- WHAT IS ASKED
Reproduce the entries in full, with no changes.

(Dataset records)
#####

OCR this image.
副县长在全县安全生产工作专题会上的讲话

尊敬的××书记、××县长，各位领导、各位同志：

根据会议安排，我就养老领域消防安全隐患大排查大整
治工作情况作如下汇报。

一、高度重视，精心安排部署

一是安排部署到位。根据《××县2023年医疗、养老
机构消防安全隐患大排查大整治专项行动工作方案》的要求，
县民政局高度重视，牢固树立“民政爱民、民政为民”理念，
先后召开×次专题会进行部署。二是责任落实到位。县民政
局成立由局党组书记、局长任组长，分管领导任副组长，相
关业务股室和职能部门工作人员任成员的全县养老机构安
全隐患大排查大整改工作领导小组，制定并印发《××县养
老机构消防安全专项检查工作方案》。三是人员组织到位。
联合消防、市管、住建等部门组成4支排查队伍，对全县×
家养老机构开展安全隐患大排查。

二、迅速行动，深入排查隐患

#####

- RESPONSE TO THIS TASK
OCR this image.
副县长在全县安全生产工作专题会上的讲话

尊敬的××书记、××县长，各位领导、各位同志：

根据会议安排，我就养老领域消防安全隐患大排查大整
治工作情况作如下汇报。

一、高度重视，精心安排部署

一是安排部署到位。根据《××县2023年医疗、养老
机构消防安全隐患大排查大整治专项行动工作方案》的要求，
县民政局高度重视，牢固树立“民政爱民、民政为民”理念，
先后召开×次专题会进行部署。二是责任落实到位。县民政
局成立由局党组书记、局长任组长，分管领导任副组长，相
关业务股室和职能部门工作人员任成员的全县养老机构安
全隐患大排查大整改工作领导小组，制定并印发《××县养
老机构消防安全专项检查工作方案》。三是人员组织到位。
联合消防、市管、住建等部门组成4支排查队伍，对全县×
家养老机构开展安全隐患大排查。

二、迅速行动，深入排查隐患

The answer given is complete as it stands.